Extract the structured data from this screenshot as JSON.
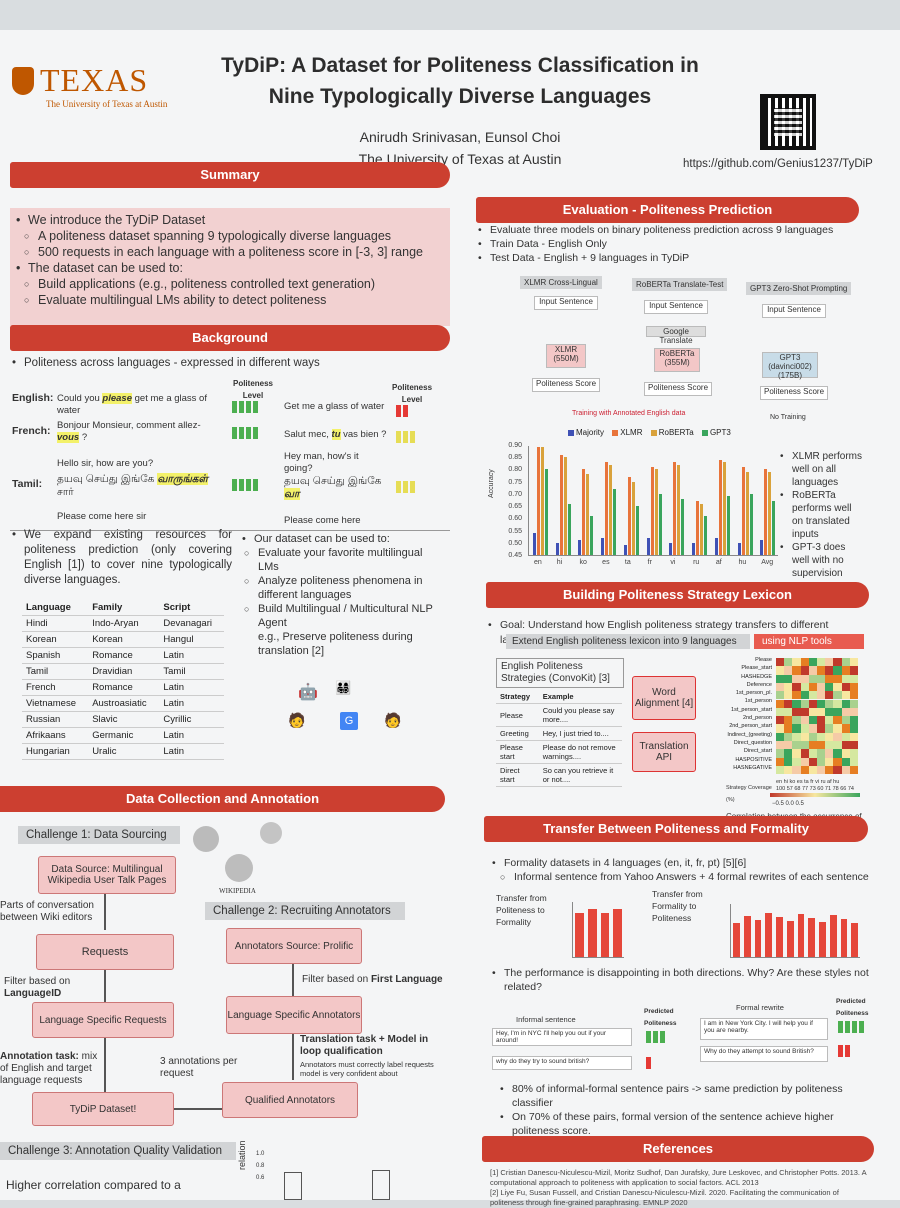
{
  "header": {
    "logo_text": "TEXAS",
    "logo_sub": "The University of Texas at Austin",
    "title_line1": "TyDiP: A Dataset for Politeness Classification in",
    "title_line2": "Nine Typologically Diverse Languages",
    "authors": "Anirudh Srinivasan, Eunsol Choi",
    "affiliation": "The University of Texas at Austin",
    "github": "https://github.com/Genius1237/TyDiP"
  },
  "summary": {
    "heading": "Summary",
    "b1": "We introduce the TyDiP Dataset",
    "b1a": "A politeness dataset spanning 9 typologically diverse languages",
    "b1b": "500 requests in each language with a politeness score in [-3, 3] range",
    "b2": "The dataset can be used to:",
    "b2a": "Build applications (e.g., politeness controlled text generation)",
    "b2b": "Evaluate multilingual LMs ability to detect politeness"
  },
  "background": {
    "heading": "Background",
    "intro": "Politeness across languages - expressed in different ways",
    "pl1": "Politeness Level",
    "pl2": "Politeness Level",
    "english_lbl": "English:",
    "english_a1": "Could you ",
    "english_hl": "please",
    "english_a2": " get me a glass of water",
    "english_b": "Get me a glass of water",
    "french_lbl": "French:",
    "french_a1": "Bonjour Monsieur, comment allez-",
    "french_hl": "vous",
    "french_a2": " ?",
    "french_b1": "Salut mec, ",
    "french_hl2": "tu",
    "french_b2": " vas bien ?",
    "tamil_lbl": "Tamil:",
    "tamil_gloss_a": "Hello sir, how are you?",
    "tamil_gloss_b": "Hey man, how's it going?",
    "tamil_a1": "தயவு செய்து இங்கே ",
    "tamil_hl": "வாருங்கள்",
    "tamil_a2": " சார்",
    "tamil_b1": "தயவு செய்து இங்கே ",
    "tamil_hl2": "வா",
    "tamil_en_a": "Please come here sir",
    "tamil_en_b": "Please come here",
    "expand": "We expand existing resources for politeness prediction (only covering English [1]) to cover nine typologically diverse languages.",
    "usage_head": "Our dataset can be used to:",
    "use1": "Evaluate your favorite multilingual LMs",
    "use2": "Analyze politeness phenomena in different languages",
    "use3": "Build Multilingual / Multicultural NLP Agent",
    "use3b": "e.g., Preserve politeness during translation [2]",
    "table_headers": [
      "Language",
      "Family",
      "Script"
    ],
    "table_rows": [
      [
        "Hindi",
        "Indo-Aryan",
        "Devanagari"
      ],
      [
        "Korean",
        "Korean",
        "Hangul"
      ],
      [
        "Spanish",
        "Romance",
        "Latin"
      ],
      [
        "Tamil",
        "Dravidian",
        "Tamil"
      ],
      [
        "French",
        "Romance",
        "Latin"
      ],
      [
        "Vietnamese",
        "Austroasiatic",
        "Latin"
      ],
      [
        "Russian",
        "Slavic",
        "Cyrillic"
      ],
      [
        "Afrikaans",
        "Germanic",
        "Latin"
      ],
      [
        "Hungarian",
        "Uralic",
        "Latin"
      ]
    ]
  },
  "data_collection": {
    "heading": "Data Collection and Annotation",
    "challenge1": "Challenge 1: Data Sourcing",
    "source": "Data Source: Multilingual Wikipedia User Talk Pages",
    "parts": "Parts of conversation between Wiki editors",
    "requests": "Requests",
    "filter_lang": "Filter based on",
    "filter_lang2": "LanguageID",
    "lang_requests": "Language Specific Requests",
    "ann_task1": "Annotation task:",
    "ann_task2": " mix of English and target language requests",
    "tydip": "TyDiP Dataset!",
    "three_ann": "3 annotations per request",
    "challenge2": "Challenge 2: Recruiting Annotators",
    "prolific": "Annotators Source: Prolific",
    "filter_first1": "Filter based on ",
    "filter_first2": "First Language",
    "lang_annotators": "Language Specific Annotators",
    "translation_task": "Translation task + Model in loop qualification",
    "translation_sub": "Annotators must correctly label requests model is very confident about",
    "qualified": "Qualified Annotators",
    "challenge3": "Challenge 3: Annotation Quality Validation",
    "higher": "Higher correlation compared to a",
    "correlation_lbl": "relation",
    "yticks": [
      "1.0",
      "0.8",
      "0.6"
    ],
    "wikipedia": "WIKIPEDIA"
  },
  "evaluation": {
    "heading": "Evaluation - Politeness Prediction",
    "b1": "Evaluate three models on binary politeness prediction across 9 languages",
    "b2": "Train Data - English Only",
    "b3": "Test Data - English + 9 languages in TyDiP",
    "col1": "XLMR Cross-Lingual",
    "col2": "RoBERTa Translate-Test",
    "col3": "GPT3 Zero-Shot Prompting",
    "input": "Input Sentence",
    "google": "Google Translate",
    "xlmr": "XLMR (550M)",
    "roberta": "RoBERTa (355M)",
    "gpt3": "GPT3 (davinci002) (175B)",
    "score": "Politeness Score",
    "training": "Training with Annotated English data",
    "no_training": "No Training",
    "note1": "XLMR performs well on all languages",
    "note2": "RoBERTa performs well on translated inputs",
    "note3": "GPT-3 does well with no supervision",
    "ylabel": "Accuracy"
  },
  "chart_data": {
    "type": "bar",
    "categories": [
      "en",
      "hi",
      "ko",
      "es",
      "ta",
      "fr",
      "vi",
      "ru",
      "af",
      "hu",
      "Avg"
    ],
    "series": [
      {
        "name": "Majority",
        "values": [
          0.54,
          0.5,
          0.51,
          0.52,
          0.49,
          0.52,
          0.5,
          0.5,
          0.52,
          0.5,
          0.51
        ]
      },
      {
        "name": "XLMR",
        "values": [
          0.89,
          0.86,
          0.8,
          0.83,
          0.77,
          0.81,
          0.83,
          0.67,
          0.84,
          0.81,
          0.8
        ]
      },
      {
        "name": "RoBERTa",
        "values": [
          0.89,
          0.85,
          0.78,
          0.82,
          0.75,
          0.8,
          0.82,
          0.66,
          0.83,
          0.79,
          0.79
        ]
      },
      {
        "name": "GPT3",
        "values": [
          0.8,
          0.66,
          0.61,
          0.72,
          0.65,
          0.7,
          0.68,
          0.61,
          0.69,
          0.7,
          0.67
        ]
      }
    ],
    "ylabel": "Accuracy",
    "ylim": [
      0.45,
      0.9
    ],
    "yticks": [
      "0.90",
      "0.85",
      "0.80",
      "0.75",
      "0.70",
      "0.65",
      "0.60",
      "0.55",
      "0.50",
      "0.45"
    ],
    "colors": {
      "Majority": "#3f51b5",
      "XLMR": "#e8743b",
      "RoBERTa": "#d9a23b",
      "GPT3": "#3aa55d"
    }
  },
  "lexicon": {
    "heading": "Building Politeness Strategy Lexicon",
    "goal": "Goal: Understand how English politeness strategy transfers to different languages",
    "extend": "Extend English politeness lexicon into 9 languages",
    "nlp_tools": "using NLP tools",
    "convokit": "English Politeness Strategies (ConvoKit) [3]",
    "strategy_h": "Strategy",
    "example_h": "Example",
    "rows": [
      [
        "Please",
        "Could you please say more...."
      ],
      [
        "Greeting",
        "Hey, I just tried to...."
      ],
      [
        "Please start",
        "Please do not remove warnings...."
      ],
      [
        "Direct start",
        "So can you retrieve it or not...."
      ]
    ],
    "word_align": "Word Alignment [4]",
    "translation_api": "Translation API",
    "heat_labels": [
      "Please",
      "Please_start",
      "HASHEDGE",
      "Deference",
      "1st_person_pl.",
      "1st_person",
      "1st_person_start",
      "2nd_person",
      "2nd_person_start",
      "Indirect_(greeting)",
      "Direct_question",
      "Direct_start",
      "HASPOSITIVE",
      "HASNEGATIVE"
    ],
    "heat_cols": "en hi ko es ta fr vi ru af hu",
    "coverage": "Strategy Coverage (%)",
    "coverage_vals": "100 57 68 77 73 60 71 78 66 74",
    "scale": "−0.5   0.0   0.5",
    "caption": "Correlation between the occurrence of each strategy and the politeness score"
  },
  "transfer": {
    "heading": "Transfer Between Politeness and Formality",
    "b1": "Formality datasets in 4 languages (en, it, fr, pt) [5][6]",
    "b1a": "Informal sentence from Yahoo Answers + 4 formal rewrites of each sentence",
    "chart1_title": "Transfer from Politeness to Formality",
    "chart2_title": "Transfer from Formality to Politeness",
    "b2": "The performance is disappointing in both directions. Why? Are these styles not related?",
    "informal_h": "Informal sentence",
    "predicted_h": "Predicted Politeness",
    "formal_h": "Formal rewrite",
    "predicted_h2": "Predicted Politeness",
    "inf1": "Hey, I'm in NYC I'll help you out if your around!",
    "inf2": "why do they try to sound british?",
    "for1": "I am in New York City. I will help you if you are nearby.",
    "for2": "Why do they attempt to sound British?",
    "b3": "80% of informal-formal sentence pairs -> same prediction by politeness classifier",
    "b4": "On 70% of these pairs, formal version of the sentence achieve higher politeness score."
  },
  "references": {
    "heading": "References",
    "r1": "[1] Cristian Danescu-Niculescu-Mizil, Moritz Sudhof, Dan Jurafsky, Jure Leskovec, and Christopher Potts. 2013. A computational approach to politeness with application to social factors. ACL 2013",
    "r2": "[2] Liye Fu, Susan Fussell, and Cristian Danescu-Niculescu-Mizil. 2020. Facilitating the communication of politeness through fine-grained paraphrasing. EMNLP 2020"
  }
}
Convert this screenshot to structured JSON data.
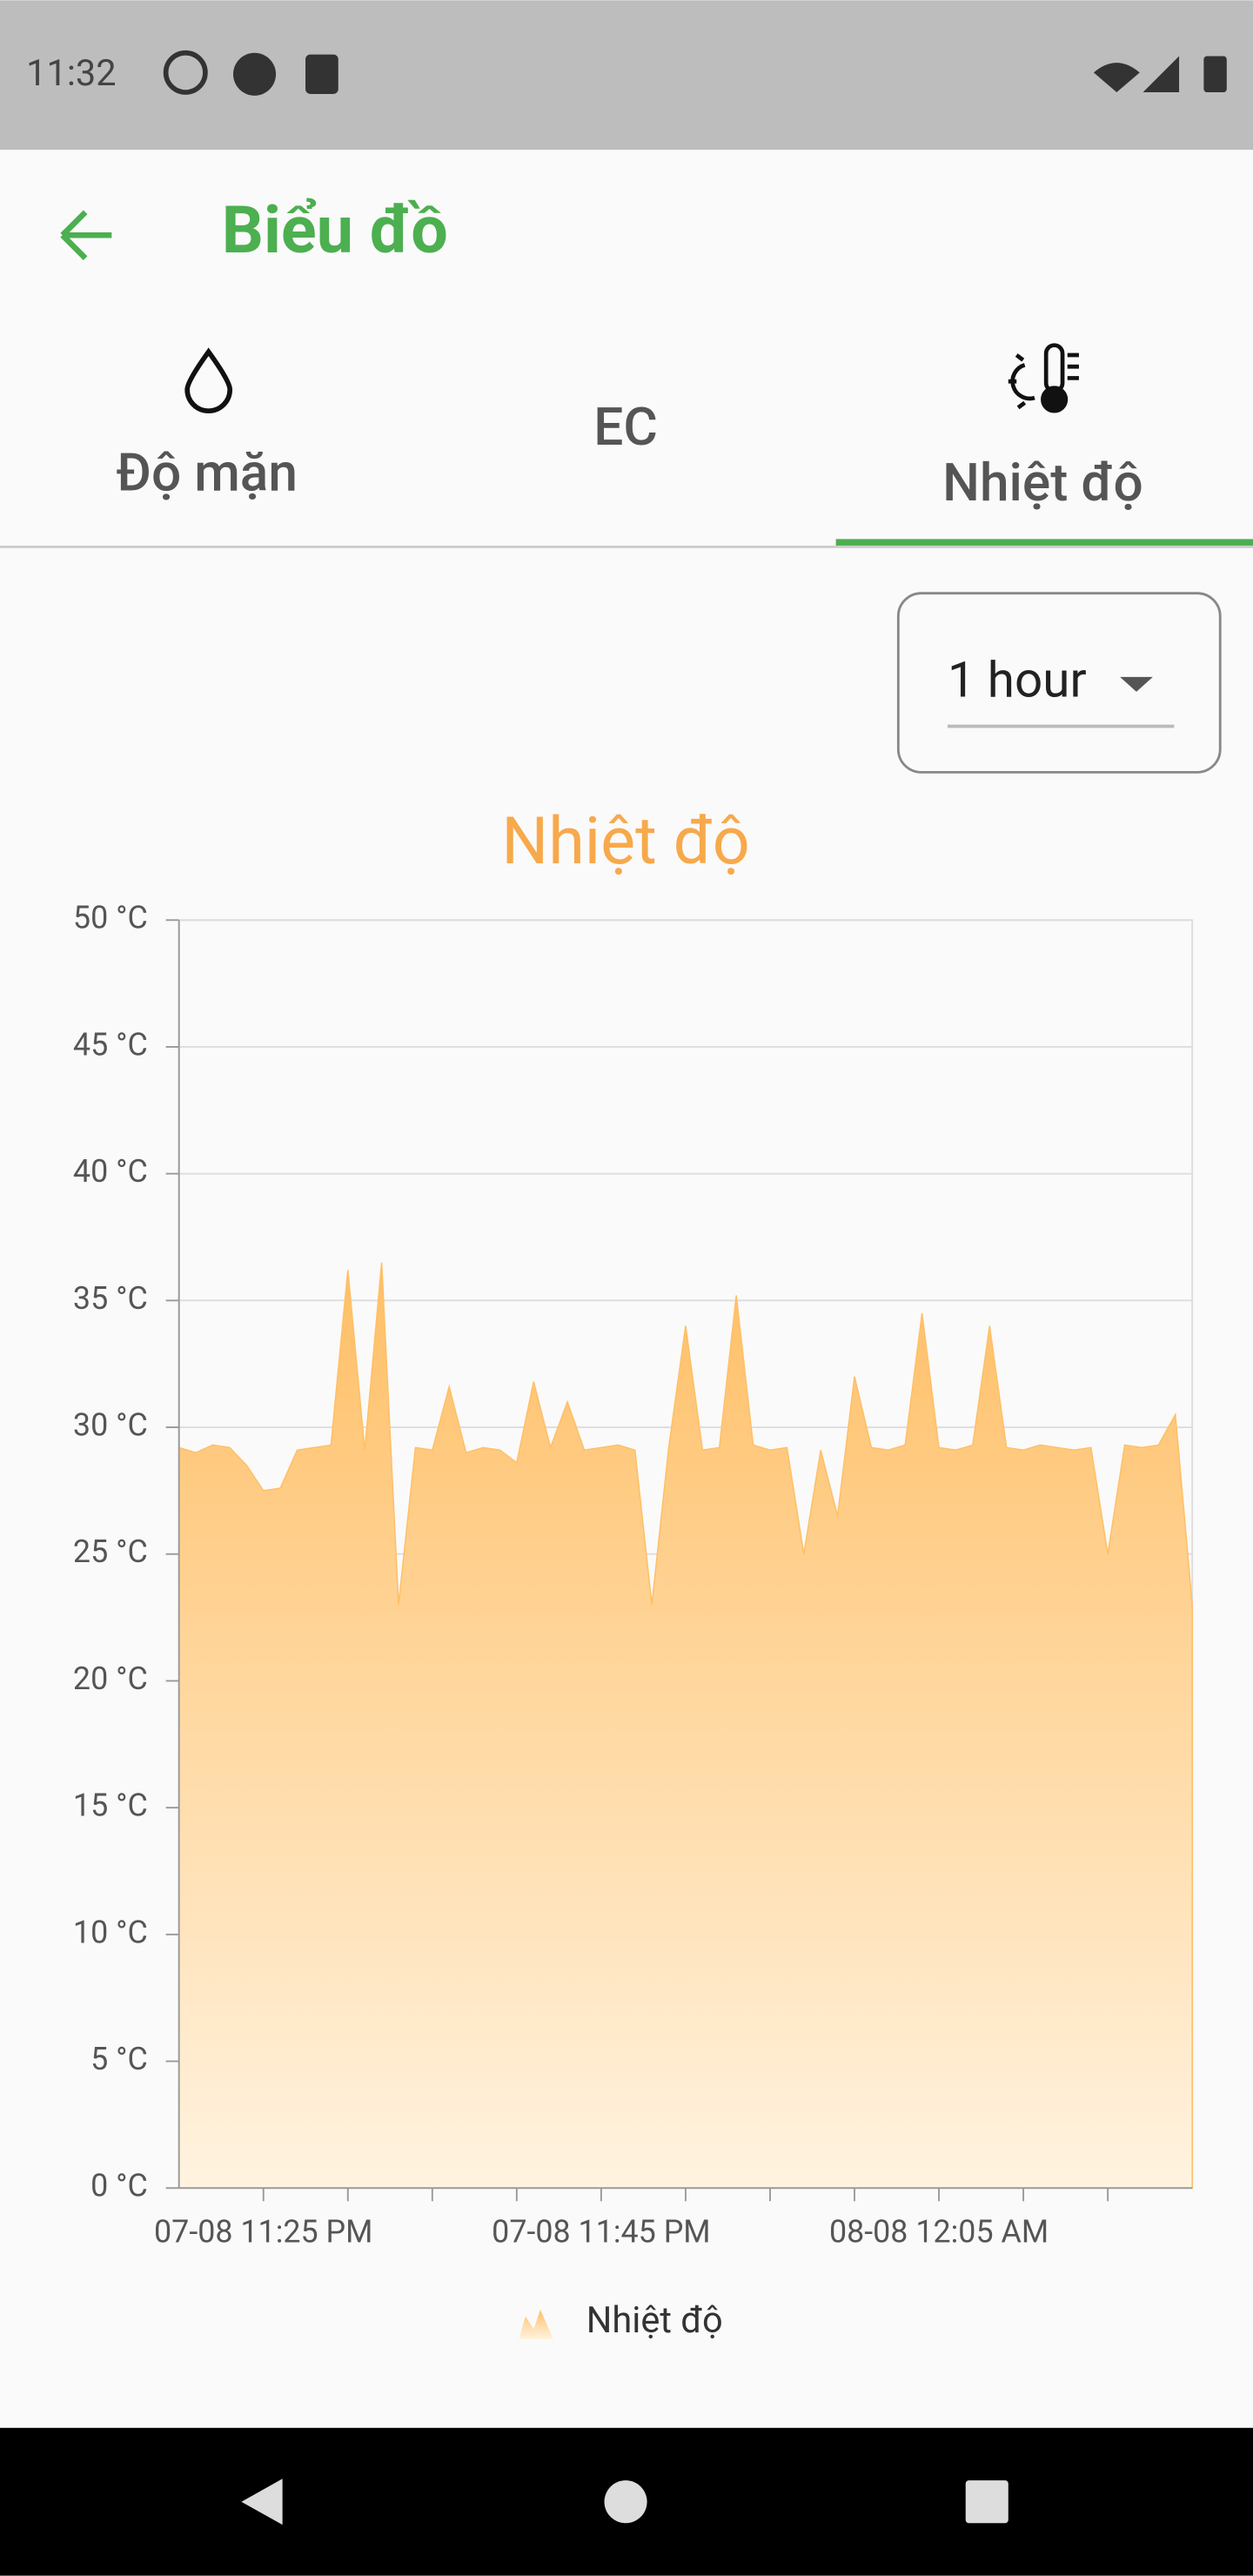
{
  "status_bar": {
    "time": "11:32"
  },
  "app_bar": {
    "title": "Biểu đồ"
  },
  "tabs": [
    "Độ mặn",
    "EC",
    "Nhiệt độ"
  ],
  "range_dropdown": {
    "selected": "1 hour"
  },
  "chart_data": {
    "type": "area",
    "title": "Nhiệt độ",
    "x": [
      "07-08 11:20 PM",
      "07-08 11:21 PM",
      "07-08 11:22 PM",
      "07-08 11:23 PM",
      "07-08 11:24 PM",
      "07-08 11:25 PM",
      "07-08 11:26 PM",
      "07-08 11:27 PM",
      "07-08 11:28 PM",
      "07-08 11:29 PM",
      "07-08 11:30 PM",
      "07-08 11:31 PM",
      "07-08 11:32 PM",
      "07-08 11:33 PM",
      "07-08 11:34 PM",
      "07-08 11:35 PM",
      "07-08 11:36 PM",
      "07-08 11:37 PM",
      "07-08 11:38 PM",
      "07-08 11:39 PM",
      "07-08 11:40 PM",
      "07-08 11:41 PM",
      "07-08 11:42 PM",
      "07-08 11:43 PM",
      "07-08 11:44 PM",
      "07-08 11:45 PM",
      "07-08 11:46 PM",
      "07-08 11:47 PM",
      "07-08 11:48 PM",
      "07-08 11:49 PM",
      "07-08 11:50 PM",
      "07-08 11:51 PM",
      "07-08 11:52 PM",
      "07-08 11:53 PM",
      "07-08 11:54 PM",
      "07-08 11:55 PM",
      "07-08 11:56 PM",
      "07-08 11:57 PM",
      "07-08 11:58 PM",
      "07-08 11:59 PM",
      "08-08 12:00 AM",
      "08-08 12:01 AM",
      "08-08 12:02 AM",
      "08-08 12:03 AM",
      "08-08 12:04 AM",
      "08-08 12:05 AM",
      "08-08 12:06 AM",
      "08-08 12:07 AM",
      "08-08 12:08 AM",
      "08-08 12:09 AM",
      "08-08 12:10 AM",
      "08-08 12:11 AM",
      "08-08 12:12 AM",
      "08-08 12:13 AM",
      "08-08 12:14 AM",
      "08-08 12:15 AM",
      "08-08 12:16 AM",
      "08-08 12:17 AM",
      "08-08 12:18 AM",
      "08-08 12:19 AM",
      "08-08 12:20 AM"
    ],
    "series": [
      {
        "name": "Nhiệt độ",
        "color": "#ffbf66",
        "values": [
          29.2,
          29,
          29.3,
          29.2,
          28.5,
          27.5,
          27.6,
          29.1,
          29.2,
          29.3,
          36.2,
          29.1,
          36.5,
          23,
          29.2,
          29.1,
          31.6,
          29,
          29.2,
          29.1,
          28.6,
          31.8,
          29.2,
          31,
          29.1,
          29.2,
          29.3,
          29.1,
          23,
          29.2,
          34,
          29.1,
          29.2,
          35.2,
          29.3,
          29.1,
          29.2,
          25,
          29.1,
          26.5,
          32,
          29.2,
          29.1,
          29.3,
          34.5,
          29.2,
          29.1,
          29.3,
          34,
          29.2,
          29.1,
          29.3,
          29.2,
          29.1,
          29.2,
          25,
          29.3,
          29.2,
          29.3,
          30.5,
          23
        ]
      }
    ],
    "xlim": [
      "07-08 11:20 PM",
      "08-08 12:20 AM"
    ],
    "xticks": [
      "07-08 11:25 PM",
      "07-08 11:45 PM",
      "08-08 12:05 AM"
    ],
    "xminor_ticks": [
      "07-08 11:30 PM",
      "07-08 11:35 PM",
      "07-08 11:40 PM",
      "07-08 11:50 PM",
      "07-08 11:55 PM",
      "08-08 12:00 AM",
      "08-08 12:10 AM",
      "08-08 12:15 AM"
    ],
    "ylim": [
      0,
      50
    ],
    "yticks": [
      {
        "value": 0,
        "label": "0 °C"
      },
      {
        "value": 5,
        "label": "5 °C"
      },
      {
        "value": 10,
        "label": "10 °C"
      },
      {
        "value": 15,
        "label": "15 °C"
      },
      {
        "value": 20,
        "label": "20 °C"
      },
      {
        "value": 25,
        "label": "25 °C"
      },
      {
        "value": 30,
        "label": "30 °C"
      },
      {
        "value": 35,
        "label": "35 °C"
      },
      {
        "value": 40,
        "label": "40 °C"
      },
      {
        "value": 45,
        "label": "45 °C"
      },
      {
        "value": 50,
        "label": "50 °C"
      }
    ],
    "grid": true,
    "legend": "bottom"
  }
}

- Given problem -
Show all lines in the entries above where the string "Test" appears.

- Solution for this problem -
    "b3": "Test Data - English + 9 languages in TyDiP",
    "col2": "RoBERTa Translate-Test",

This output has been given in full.